> _Problem to work on_: Please copy every line of the records below that holds the word "title".

> _Recorded information_:
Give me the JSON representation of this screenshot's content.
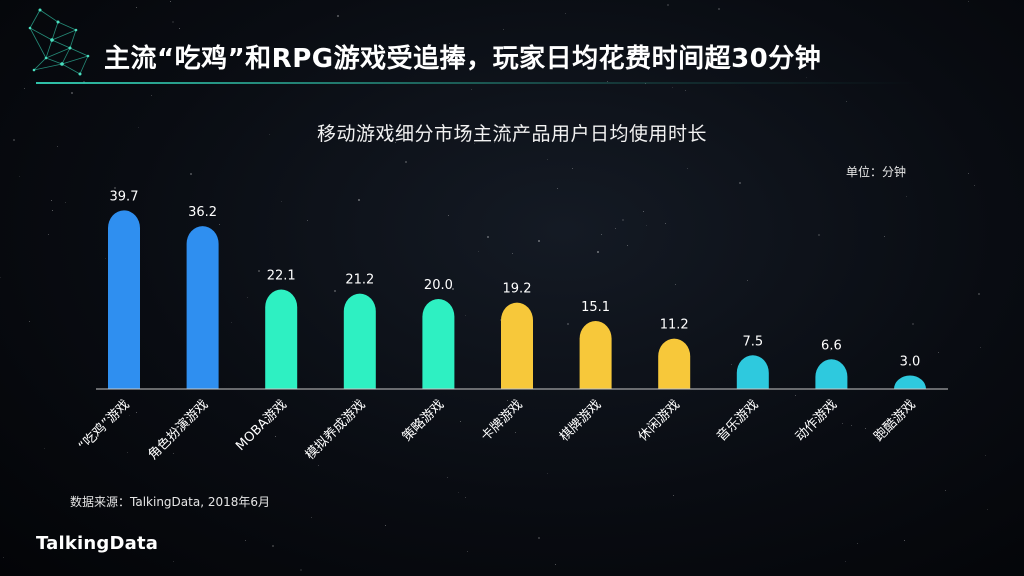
{
  "headline": "主流“吃鸡”和RPG游戏受追捧，玩家日均花费时间超30分钟",
  "unit_label": "单位：分钟",
  "source_note": "数据来源：TalkingData, 2018年6月",
  "logo_text": "TalkingData",
  "colors": {
    "blue": "#2f8ff0",
    "green": "#2ef0c2",
    "yellow": "#f7c83a",
    "cyan": "#2ec9de",
    "axis": "#c8c8c8",
    "accent": "#34d6ba"
  },
  "chart_data": {
    "type": "bar",
    "title": "移动游戏细分市场主流产品用户日均使用时长",
    "xlabel": "",
    "ylabel": "",
    "unit": "分钟",
    "ylim": [
      0,
      40
    ],
    "grid": false,
    "legend": "none",
    "categories": [
      "“吃鸡”游戏",
      "角色扮演游戏",
      "MOBA游戏",
      "模拟养成游戏",
      "策略游戏",
      "卡牌游戏",
      "棋牌游戏",
      "休闲游戏",
      "音乐游戏",
      "动作游戏",
      "跑酷游戏"
    ],
    "values": [
      39.7,
      36.2,
      22.1,
      21.2,
      20.0,
      19.2,
      15.1,
      11.2,
      7.5,
      6.6,
      3.0
    ],
    "value_labels": [
      "39.7",
      "36.2",
      "22.1",
      "21.2",
      "20.0",
      "19.2",
      "15.1",
      "11.2",
      "7.5",
      "6.6",
      "3.0"
    ],
    "bar_colors": [
      "blue",
      "blue",
      "green",
      "green",
      "green",
      "yellow",
      "yellow",
      "yellow",
      "cyan",
      "cyan",
      "cyan"
    ]
  }
}
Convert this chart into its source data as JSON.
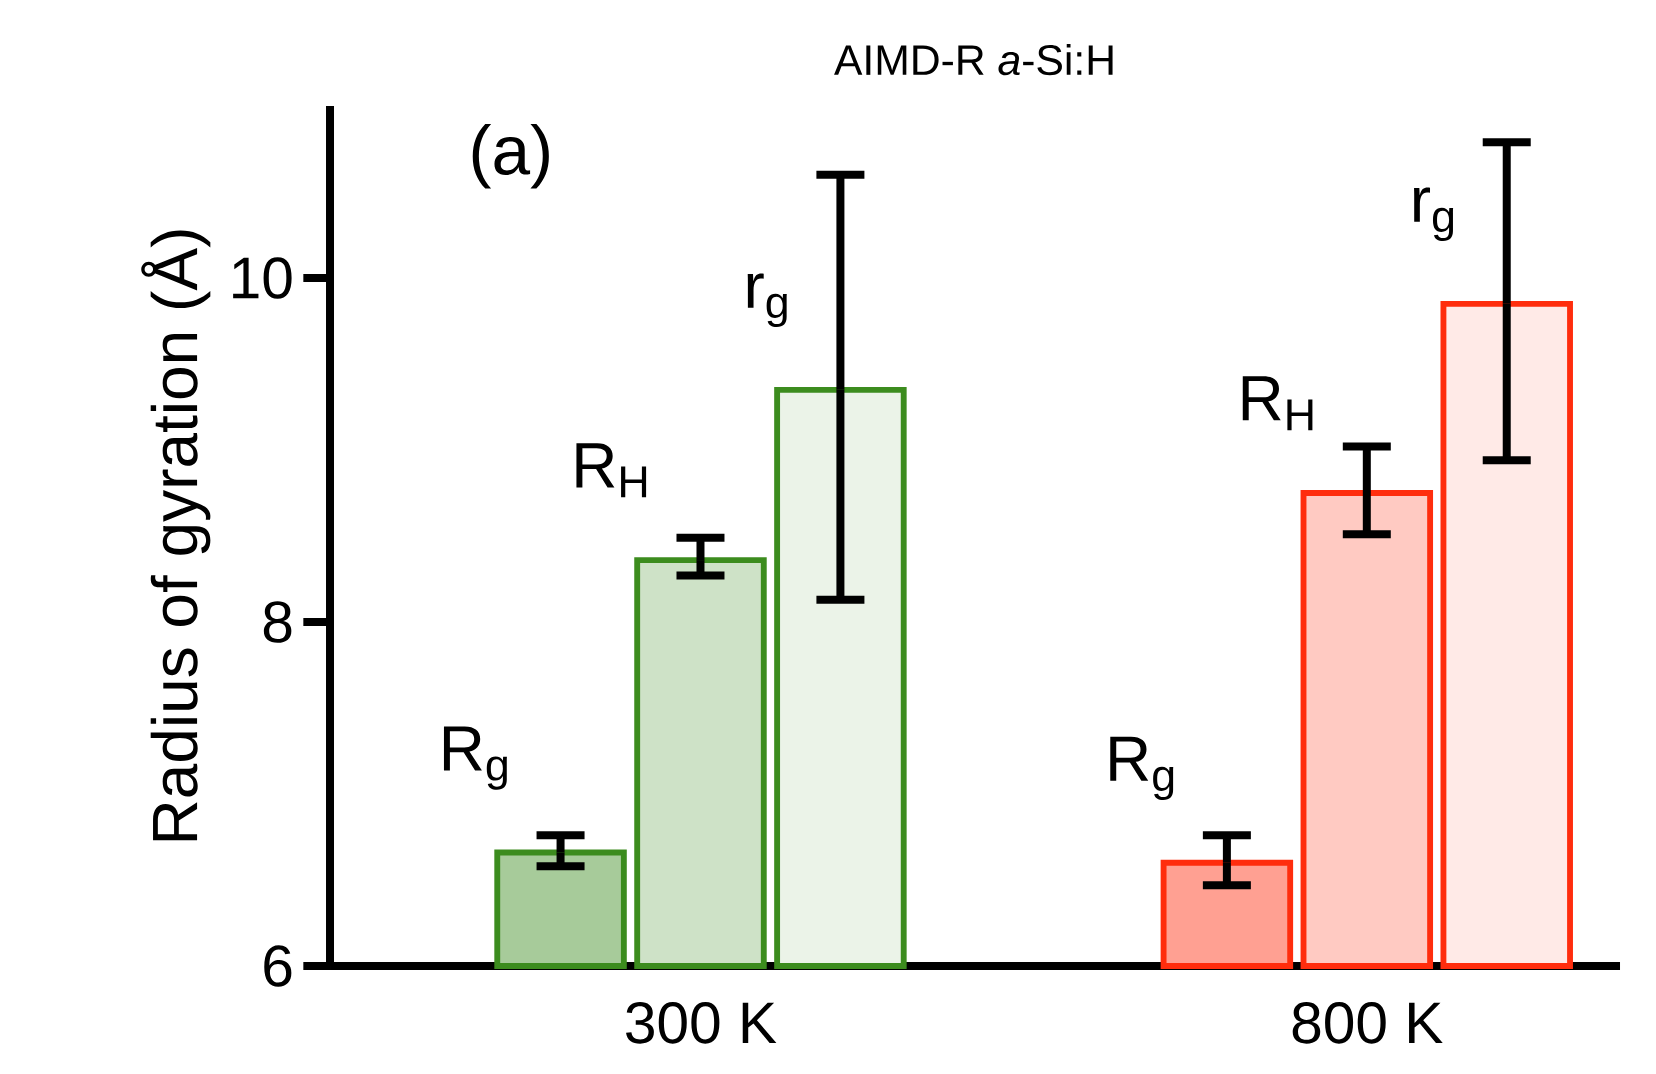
{
  "chart_data": {
    "type": "bar",
    "title": "AIMD-R *a*-Si:H",
    "ylabel": "Radius of gyration  (Å)",
    "annotations": [
      "(a)"
    ],
    "categories": [
      "300 K",
      "800 K"
    ],
    "ylim": [
      6,
      11
    ],
    "yticks": [
      6,
      8,
      10
    ],
    "legend": false,
    "series": [
      {
        "name": "R$_{g}$",
        "colors": [
          "#3c8c1e",
          "#ff2d0d"
        ],
        "values": [
          6.66,
          6.6
        ],
        "errors": [
          [
            6.58,
            6.76
          ],
          [
            6.47,
            6.76
          ]
        ]
      },
      {
        "name": "R$_{H}$",
        "colors": [
          "#3c8c1e",
          "#ff2d0d"
        ],
        "values": [
          8.36,
          8.75
        ],
        "errors": [
          [
            8.27,
            8.49
          ],
          [
            8.51,
            9.02
          ]
        ]
      },
      {
        "name": "r$_{g}$",
        "colors": [
          "#3c8c1e",
          "#ff2d0d"
        ],
        "values": [
          9.35,
          9.85
        ],
        "errors": [
          [
            8.13,
            10.6
          ],
          [
            8.94,
            10.79
          ]
        ]
      }
    ]
  }
}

> _Correct answer_:
    "title": "移动游戏细分市场主流产品用户日均使用时长",
    "title": "AIMD-R *a*-Si:H",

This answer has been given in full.